§ Document segment:
Exhibit 4-C
REVOLVING PROMISSORY NOTE
$10,000,000.00
June 18, 2001
Farrel Corporation
25 Main Street
Ansonia, Connecticut 06401
and
Farrel Limited
25 Main Street
Ansonia, Connecticut 06401
(Individually and collectively "Borrower")
First Union National Bank
300 Main Street
Stamford, Connecticut 06904
(Hereinafter referred to as "Bank")
Borrower promises to pay to the order of Bank, at its office indicated above or
wherever else Bank may specify to the Borrower in writing, the sum of Ten
Million and No/100 Dollars ($10,000,000.00) in lawful money of the United States
of America, the United Kingdom, or in the applicable Alternative Currency (as
defined in the Loan Agreement, hereafter defined) as the case may be, and in
immediately available funds, or such lesser sum as may be advanced and
outstanding from time to time, with interest on the unpaid principal balance at
the rate and on the terms provided in this Promissory Note (including all
renewals, extensions or modifications hereof, this "Note") and in a certain
Revolving and Term Loan Credit Agreement between Bank and Borrower dated as of
the date hereof, as the same may be modified and amended from time to time (the
"Loan Agreement").

Extracted data entries:
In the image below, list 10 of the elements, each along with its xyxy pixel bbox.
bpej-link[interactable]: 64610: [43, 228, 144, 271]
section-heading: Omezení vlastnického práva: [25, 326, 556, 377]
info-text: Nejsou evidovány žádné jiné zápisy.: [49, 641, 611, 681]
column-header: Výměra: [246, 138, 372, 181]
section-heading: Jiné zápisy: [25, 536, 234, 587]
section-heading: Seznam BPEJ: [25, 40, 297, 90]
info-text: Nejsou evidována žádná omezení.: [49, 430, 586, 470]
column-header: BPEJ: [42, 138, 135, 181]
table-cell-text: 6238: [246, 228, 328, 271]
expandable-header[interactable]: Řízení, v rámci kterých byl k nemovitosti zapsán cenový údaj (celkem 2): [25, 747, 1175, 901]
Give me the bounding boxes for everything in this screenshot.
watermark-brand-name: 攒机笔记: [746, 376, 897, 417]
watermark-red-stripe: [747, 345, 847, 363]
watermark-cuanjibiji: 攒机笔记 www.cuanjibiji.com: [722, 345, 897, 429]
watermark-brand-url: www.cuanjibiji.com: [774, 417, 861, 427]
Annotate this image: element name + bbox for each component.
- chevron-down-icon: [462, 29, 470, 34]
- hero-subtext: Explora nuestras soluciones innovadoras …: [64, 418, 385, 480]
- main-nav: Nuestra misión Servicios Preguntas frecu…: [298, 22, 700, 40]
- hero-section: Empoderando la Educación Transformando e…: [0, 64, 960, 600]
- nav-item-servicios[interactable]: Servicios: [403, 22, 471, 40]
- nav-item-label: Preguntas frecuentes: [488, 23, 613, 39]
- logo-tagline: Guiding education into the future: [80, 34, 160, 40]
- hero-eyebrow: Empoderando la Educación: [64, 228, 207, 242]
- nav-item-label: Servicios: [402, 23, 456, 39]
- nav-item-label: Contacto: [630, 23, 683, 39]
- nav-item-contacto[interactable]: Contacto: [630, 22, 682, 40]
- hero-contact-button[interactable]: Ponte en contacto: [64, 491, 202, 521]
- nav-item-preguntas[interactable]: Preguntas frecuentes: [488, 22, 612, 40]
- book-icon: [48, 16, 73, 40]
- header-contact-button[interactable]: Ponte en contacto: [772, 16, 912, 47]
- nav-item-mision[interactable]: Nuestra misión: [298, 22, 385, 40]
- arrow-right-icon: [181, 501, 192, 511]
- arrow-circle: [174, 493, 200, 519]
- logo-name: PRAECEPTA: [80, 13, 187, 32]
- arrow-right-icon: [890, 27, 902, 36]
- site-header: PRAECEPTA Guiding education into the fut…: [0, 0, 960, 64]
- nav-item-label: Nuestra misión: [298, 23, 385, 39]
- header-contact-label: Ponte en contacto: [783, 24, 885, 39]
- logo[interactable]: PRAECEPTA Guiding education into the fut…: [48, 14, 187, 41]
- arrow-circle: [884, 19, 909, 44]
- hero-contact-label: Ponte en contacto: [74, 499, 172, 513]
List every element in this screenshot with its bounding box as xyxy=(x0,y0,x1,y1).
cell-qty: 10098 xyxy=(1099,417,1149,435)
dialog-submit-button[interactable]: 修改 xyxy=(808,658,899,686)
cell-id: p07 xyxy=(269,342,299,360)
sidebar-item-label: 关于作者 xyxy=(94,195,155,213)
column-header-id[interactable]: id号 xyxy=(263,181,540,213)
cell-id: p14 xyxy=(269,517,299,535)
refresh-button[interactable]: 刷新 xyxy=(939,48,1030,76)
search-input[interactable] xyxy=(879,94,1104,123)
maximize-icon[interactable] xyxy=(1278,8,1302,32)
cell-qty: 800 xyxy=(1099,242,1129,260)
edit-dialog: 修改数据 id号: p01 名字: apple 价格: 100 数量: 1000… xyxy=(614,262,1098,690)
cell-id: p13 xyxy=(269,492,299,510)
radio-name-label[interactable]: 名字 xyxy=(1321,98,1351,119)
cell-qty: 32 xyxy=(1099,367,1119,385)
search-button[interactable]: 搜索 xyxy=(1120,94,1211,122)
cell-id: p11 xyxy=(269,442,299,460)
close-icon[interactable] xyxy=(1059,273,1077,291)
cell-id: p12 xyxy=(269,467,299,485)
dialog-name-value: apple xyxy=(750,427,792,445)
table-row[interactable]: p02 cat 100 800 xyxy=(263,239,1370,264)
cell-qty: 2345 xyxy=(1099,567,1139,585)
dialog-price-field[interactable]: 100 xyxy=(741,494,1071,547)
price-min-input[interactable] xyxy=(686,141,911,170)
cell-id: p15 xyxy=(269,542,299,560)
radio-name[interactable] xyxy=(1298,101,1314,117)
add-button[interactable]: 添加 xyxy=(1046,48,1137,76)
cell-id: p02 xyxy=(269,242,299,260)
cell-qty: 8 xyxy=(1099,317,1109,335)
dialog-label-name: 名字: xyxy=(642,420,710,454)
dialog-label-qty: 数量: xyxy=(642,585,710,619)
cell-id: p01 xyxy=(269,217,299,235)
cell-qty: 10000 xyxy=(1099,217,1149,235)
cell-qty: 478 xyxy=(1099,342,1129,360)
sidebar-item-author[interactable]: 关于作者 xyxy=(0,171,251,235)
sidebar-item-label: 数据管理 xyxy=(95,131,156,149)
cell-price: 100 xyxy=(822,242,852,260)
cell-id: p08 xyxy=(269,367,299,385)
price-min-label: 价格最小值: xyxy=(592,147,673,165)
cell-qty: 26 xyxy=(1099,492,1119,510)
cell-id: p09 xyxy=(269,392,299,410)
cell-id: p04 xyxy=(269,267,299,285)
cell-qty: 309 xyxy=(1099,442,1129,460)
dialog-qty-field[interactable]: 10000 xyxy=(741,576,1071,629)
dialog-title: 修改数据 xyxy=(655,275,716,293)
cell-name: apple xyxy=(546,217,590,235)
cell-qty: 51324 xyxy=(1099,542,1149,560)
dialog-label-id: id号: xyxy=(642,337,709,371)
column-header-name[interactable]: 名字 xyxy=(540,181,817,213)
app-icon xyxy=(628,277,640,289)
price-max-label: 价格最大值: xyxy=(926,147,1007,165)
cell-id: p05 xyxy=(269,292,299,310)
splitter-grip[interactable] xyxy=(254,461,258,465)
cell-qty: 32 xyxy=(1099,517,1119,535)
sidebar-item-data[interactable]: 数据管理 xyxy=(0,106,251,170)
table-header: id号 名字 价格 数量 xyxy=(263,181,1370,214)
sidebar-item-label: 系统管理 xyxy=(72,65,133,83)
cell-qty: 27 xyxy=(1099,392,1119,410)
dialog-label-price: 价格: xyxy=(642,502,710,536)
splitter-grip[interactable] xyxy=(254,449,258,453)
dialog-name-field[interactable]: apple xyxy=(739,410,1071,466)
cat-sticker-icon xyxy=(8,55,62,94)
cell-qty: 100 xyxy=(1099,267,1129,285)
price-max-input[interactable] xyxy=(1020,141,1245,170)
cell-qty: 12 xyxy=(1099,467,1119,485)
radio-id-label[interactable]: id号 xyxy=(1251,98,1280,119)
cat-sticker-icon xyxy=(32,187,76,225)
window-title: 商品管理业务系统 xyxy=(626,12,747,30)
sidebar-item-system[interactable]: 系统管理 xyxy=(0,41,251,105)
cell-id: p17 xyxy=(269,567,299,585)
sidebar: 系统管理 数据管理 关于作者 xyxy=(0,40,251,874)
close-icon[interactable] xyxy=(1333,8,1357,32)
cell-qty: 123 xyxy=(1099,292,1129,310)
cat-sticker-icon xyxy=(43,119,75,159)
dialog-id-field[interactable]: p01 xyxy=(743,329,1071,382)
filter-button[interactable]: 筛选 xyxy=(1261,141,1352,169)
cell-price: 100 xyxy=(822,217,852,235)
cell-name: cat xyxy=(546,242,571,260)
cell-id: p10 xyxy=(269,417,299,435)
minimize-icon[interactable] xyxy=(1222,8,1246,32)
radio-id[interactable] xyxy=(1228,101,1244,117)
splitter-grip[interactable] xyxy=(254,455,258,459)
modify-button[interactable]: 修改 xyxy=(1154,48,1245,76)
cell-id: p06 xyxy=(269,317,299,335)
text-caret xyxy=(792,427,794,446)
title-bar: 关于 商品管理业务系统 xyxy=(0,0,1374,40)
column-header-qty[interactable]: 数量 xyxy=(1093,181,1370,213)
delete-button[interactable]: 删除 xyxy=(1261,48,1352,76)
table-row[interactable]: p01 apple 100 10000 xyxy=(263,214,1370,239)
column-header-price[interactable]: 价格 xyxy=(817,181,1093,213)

§ Requirements:
A - Name every organization the promissory note identifies as a party, one per line.
B - Copy out the extracted data entries verbatim, beginning at their first line and continuing through the line containing "section-heading: Omezení vlastnického".

§ Answers to the tasks:
A -
Farrel Corporation
Farrel Limited
First Union National Bank

B -
In the image below, list 10 of the elements, each along with its xyxy pixel bbox.
bpej-link[interactable]: 64610: [43, 228, 144, 271]
section-heading: Omezení vlastnického práva: [25, 326, 556, 377]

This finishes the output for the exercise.